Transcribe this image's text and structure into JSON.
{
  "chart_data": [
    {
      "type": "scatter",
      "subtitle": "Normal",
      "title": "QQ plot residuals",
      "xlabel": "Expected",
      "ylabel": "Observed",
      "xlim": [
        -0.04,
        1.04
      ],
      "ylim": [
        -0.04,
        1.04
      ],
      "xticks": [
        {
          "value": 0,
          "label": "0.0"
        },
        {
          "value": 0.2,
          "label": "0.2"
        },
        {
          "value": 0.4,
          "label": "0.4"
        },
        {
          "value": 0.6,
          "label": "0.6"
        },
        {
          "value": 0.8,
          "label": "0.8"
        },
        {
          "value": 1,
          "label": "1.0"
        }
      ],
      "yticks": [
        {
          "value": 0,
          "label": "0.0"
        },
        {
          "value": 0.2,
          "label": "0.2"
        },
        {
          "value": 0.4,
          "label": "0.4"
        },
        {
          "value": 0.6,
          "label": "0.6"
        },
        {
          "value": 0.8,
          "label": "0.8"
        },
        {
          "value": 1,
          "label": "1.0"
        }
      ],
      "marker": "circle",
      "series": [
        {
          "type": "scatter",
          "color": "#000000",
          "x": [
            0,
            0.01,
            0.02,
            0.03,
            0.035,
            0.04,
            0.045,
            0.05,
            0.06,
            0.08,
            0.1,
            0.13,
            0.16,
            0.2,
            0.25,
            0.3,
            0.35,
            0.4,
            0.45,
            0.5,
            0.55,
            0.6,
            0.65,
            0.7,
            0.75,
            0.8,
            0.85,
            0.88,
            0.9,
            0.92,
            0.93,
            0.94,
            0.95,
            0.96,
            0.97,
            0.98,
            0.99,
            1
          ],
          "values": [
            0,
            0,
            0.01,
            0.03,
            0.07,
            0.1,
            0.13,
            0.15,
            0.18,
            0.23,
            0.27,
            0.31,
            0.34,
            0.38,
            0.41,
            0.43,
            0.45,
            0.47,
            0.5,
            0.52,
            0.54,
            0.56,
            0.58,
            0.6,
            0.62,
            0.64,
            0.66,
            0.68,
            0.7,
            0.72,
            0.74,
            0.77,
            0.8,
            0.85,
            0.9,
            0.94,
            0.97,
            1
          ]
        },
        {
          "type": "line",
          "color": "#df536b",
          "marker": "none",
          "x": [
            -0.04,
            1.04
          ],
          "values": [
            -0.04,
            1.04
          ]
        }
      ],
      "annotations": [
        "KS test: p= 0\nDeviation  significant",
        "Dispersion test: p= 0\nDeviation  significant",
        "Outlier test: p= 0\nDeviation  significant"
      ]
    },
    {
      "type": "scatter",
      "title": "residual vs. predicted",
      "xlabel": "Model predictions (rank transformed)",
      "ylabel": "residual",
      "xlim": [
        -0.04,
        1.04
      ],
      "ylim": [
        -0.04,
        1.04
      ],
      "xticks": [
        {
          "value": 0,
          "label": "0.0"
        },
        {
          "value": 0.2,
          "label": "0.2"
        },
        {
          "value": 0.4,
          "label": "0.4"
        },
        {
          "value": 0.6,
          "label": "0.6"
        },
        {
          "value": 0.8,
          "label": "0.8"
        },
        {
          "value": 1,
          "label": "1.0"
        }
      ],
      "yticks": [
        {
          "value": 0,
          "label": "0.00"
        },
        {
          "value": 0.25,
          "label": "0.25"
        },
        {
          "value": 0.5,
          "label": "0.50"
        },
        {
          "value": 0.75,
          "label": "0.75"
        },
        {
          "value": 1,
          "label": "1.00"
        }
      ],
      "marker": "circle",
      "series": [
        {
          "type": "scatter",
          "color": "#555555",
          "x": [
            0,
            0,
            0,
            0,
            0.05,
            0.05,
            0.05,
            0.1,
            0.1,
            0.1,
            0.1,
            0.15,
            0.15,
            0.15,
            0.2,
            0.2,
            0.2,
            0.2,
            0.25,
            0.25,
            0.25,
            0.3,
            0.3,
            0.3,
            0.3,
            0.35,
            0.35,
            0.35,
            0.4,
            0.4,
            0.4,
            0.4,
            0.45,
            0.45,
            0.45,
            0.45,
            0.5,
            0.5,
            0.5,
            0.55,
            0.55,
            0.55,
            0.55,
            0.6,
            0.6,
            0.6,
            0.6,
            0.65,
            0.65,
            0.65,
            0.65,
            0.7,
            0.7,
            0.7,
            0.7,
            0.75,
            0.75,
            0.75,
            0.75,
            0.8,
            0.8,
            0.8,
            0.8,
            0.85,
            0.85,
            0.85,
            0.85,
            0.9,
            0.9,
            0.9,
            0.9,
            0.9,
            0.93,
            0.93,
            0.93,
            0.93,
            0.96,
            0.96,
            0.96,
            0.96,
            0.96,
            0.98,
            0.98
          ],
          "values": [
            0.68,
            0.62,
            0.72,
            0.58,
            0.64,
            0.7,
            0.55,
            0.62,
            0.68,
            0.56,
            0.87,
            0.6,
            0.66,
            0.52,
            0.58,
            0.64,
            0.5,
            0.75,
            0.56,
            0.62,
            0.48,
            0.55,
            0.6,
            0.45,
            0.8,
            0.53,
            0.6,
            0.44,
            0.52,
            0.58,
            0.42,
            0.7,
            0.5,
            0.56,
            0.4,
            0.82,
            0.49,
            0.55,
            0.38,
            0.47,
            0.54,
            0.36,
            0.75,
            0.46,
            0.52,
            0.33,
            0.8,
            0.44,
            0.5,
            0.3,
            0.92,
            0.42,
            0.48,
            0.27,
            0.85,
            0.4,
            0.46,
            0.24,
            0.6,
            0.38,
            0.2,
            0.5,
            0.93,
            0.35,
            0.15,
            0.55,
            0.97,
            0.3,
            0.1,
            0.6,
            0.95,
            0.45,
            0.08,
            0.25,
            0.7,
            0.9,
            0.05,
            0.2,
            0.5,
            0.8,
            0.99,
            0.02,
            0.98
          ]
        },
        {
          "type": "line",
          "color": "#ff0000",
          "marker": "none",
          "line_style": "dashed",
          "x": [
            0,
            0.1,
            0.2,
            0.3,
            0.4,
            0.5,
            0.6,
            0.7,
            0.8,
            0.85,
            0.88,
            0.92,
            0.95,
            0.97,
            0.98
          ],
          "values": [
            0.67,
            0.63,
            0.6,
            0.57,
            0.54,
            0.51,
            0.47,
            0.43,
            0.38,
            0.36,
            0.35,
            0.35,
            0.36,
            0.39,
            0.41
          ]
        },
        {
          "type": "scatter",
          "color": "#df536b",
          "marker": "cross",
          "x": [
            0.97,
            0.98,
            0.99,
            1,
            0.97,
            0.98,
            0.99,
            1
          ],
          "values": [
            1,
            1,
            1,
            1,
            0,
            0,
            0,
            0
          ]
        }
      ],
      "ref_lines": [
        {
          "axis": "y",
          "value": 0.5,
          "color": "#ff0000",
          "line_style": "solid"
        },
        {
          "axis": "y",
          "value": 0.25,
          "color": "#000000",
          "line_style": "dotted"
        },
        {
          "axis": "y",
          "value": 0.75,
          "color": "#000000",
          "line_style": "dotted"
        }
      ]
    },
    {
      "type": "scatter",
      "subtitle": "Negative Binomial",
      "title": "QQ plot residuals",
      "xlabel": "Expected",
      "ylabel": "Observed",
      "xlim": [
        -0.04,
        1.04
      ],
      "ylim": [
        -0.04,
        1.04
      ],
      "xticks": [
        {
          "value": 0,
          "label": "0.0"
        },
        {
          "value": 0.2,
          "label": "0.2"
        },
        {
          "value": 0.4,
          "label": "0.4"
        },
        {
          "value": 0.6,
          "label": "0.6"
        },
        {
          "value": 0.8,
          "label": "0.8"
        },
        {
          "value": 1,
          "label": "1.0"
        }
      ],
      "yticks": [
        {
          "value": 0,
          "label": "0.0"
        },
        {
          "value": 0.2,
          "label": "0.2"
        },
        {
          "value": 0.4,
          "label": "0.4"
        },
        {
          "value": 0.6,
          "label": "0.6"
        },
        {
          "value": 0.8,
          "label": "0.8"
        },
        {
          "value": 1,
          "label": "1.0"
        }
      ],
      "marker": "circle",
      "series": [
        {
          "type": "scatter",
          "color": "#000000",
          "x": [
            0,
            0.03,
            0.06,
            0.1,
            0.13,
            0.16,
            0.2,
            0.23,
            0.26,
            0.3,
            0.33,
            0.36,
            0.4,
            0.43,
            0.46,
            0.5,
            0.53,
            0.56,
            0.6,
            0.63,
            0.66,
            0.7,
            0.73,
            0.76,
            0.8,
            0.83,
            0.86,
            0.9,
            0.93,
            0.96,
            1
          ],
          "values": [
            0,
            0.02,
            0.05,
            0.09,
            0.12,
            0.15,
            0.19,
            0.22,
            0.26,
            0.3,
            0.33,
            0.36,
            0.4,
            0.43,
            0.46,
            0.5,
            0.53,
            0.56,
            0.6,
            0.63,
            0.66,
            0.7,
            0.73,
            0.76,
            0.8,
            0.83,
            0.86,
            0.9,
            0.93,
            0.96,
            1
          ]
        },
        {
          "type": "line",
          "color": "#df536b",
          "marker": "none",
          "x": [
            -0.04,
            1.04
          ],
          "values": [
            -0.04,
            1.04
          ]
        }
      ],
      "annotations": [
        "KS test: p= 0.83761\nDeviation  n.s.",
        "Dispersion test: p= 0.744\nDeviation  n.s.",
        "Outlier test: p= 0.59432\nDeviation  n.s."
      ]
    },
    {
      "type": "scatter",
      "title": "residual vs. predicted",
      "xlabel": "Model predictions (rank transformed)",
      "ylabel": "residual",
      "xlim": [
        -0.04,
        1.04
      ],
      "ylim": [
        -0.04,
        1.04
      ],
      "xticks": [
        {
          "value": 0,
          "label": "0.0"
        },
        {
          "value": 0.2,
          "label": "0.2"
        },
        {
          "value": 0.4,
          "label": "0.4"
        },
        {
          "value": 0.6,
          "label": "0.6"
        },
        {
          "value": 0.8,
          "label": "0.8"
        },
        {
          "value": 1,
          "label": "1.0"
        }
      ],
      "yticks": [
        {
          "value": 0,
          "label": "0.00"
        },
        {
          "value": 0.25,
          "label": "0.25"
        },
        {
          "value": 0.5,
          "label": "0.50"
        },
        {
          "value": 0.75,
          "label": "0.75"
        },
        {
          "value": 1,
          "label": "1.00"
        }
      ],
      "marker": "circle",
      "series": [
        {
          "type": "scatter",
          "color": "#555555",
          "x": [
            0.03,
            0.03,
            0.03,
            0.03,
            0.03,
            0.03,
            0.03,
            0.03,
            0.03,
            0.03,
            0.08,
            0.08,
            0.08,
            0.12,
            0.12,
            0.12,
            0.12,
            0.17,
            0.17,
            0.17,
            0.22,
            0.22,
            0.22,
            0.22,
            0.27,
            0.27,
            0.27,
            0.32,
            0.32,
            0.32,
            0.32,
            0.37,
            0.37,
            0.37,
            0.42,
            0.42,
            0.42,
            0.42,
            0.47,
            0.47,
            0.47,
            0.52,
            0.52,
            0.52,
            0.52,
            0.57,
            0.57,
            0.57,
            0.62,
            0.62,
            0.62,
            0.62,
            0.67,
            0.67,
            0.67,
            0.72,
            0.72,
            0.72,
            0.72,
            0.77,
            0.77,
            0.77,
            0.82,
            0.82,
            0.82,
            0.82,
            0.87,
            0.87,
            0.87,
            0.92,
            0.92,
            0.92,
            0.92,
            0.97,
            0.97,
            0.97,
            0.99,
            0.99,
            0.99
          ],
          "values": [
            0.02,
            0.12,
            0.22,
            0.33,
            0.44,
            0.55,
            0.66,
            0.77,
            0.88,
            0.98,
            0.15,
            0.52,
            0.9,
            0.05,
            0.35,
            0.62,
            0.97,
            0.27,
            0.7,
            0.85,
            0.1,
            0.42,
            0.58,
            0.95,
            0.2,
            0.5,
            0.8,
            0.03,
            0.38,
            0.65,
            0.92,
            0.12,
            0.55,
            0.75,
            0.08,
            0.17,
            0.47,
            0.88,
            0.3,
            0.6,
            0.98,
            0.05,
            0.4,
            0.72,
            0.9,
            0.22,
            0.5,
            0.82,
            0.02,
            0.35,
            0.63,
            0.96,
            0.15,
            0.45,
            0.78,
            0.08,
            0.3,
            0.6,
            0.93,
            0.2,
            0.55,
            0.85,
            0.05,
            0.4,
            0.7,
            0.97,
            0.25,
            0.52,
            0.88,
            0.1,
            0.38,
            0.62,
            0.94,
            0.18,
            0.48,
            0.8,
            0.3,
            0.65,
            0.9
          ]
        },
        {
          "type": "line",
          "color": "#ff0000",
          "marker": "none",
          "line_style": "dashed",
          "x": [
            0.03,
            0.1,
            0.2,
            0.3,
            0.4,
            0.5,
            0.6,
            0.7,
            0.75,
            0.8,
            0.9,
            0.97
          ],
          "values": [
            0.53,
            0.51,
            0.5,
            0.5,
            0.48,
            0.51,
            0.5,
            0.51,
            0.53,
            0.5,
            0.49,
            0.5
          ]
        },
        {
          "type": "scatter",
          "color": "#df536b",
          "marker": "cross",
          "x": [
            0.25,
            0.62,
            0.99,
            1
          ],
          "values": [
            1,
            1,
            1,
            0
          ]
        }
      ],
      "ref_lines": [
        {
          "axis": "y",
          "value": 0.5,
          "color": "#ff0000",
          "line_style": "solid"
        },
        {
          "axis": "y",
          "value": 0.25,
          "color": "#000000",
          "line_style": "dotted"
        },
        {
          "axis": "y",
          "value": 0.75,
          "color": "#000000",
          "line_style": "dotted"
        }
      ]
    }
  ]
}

» Brief:
Copy out every line from the material above in which the word "nDeviation" appears.

» Output below:
        "KS test: p= 0\nDeviation  significant",
        "Dispersion test: p= 0\nDeviation  significant",
        "Outlier test: p= 0\nDeviation  significant"
        "KS test: p= 0.83761\nDeviation  n.s.",
        "Dispersion test: p= 0.744\nDeviation  n.s.",
        "Outlier test: p= 0.59432\nDeviation  n.s."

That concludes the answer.